◆ **TASK BRIEF**:
Go through the records below line by line, counting those that contain the word "analysis"; answer with the count only.

#####

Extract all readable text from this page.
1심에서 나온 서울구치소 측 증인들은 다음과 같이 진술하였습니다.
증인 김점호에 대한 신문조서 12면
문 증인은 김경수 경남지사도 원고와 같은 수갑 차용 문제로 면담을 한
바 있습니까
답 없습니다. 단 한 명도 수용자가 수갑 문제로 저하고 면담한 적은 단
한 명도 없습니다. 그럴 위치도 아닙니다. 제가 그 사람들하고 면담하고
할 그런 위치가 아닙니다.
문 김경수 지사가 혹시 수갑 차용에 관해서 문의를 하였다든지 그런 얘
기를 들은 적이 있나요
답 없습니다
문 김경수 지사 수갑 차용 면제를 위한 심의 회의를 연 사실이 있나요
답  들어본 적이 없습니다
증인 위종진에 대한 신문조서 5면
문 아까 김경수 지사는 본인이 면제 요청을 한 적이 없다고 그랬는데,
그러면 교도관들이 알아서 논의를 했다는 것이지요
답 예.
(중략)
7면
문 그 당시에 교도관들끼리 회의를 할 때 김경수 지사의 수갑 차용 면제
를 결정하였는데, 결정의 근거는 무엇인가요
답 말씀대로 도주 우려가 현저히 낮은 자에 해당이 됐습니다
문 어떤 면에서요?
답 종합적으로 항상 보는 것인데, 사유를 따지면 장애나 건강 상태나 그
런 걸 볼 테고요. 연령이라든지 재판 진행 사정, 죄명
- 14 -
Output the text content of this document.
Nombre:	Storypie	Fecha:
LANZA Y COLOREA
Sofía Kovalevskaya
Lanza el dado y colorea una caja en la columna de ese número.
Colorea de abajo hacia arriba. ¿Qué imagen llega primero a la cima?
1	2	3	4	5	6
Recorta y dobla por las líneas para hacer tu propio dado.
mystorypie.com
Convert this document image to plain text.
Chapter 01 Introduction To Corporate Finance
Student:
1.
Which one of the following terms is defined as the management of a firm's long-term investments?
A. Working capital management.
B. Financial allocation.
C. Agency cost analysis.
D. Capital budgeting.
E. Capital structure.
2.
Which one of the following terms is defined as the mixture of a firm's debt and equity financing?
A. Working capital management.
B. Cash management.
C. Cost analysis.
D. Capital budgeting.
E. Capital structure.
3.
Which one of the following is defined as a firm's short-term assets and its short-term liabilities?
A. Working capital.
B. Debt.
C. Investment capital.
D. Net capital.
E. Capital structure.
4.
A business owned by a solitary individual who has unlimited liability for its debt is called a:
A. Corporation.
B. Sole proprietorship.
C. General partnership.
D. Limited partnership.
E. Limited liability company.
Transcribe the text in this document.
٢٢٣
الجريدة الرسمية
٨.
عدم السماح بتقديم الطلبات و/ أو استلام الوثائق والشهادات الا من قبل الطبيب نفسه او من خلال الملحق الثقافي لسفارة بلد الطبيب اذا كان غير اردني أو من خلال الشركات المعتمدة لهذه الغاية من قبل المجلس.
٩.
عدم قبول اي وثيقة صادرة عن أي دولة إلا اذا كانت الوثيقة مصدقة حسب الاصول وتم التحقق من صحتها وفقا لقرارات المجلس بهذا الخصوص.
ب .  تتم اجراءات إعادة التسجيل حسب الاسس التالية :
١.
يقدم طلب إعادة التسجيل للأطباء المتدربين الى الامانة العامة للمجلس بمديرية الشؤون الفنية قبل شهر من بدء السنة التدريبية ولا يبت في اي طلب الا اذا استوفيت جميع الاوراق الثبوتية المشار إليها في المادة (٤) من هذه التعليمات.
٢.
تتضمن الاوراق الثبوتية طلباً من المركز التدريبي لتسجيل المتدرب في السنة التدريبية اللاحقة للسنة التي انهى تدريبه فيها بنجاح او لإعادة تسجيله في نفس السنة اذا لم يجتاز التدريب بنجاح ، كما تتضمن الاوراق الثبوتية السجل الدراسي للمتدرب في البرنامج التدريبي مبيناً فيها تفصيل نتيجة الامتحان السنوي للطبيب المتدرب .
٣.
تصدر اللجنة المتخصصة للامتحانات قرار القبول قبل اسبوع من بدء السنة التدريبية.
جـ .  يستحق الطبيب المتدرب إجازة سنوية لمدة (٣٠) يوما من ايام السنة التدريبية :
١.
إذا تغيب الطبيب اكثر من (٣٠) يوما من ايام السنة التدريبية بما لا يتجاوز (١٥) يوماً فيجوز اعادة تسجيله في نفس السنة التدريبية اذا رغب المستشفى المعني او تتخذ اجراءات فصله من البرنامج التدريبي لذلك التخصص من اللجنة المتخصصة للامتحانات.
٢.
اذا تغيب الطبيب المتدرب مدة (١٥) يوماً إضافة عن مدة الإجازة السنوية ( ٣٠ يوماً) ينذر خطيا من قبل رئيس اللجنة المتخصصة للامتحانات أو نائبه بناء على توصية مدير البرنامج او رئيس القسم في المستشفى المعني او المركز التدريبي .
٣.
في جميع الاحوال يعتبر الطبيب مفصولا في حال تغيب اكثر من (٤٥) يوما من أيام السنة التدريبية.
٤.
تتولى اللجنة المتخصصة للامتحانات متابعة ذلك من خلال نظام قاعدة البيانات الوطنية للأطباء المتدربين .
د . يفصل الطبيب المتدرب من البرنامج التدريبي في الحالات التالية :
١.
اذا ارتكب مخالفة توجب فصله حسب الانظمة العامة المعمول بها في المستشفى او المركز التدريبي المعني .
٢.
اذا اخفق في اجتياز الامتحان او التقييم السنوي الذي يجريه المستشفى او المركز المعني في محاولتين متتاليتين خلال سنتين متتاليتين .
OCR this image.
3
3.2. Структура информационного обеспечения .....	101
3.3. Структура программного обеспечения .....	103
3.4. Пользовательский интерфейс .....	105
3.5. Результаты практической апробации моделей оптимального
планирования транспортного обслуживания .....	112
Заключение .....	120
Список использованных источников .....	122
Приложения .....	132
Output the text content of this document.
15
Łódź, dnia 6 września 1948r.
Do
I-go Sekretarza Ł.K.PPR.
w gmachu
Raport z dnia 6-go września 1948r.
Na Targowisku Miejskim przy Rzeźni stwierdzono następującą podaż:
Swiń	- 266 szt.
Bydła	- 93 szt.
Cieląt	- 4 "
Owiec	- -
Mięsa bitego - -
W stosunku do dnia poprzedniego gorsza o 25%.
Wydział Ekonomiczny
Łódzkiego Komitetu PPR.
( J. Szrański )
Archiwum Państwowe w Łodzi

#####

◆ **SOLVED EXERCISE**:
2